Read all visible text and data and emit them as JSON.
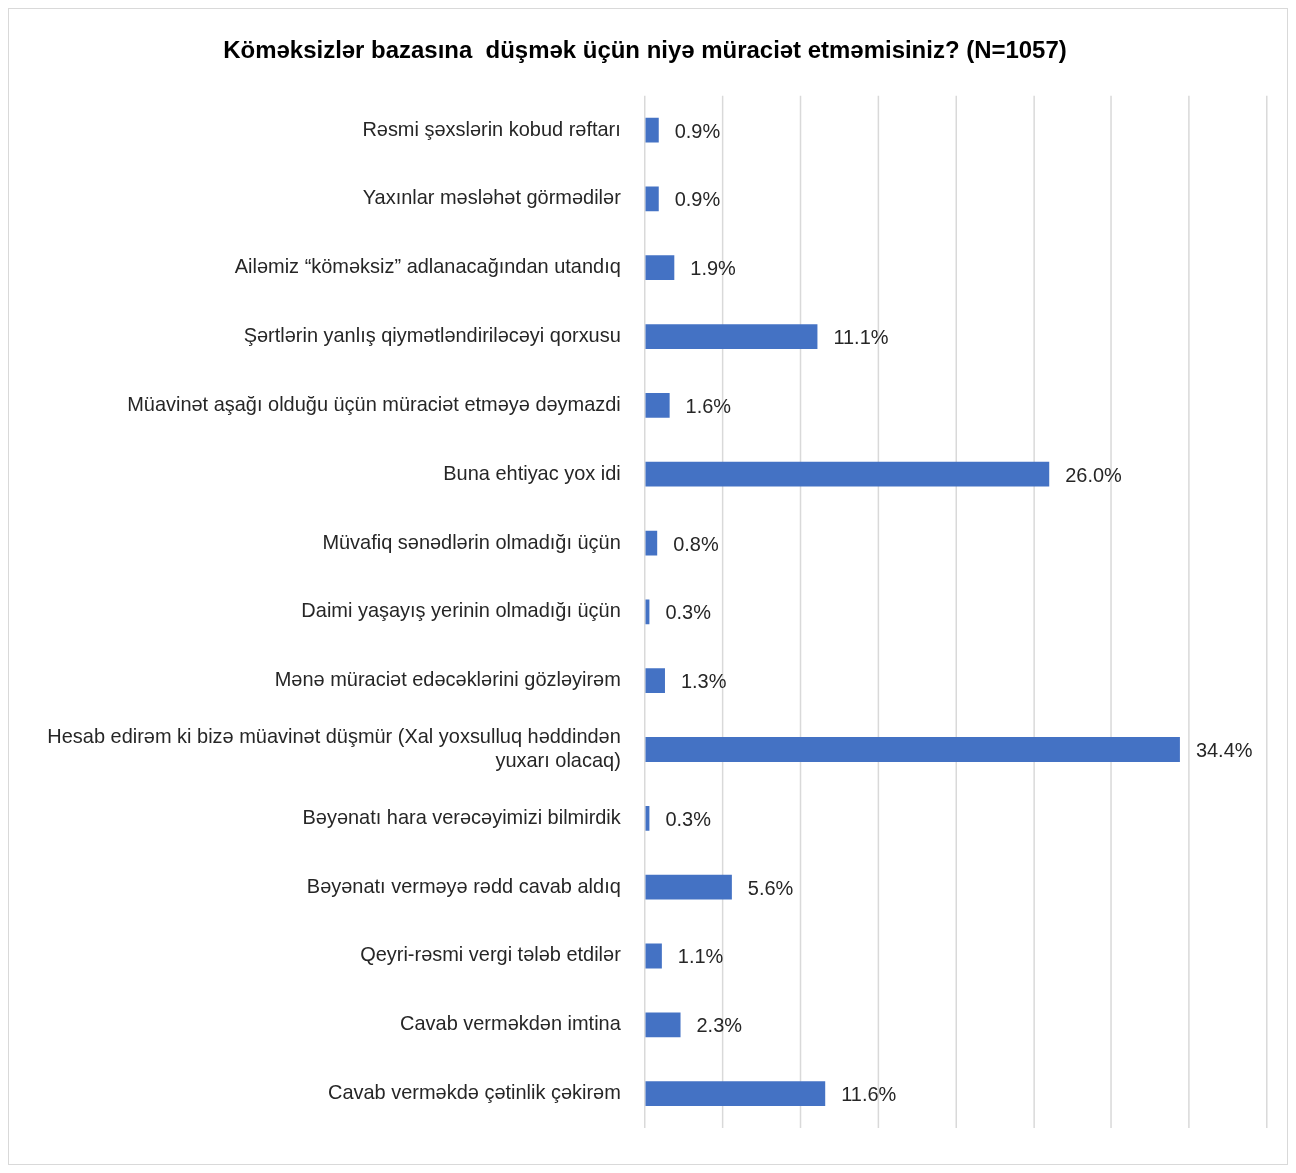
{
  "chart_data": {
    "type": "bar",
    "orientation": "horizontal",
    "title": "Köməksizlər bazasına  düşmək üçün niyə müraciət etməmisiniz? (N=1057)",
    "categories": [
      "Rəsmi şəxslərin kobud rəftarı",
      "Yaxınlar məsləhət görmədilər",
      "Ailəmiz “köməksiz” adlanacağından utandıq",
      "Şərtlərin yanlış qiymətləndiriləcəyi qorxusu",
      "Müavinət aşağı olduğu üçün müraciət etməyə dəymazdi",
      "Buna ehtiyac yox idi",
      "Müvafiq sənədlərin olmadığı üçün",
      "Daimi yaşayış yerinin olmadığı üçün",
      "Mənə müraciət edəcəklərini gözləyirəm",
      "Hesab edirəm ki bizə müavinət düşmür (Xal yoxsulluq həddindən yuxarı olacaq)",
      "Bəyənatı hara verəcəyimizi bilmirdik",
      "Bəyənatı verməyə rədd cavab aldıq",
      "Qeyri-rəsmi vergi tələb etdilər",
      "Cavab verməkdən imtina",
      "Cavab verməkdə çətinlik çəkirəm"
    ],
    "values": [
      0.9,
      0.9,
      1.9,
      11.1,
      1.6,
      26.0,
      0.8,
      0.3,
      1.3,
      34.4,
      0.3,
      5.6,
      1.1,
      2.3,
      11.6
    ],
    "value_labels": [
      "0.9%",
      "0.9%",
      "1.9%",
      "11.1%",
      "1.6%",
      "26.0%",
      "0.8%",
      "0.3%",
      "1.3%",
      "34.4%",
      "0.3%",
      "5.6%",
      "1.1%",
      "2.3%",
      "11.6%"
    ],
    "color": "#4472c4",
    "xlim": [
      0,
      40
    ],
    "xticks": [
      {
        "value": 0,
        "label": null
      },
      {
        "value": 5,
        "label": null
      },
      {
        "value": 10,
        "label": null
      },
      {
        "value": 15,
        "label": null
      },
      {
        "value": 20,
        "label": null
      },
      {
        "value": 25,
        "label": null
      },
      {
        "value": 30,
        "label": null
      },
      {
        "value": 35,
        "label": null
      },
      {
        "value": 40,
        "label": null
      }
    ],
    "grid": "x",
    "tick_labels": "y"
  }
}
_ _ _ _ _
Images should not appear in the copy; retype the listing above exactly.

_Expected answer_.
Read all visible text and data and emit them as JSON.
{
  "chart_data": {
    "type": "bar",
    "orientation": "horizontal",
    "title": "Köməksizlər bazasına  düşmək üçün niyə müraciət etməmisiniz? (N=1057)",
    "categories": [
      "Rəsmi şəxslərin kobud rəftarı",
      "Yaxınlar məsləhət görmədilər",
      "Ailəmiz “köməksiz” adlanacağından utandıq",
      "Şərtlərin yanlış qiymətləndiriləcəyi qorxusu",
      "Müavinət aşağı olduğu üçün müraciət etməyə dəymazdi",
      "Buna ehtiyac yox idi",
      "Müvafiq sənədlərin olmadığı üçün",
      "Daimi yaşayış yerinin olmadığı üçün",
      "Mənə müraciət edəcəklərini gözləyirəm",
      "Hesab edirəm ki bizə müavinət düşmür (Xal yoxsulluq həddindən yuxarı olacaq)",
      "Bəyənatı hara verəcəyimizi bilmirdik",
      "Bəyənatı verməyə rədd cavab aldıq",
      "Qeyri-rəsmi vergi tələb etdilər",
      "Cavab verməkdən imtina",
      "Cavab verməkdə çətinlik çəkirəm"
    ],
    "values": [
      0.9,
      0.9,
      1.9,
      11.1,
      1.6,
      26.0,
      0.8,
      0.3,
      1.3,
      34.4,
      0.3,
      5.6,
      1.1,
      2.3,
      11.6
    ],
    "value_labels": [
      "0.9%",
      "0.9%",
      "1.9%",
      "11.1%",
      "1.6%",
      "26.0%",
      "0.8%",
      "0.3%",
      "1.3%",
      "34.4%",
      "0.3%",
      "5.6%",
      "1.1%",
      "2.3%",
      "11.6%"
    ],
    "color": "#4472c4",
    "xlim": [
      0,
      40
    ],
    "xticks": [
      {
        "value": 0,
        "label": null
      },
      {
        "value": 5,
        "label": null
      },
      {
        "value": 10,
        "label": null
      },
      {
        "value": 15,
        "label": null
      },
      {
        "value": 20,
        "label": null
      },
      {
        "value": 25,
        "label": null
      },
      {
        "value": 30,
        "label": null
      },
      {
        "value": 35,
        "label": null
      },
      {
        "value": 40,
        "label": null
      }
    ],
    "grid": "x",
    "tick_labels": "y"
  }
}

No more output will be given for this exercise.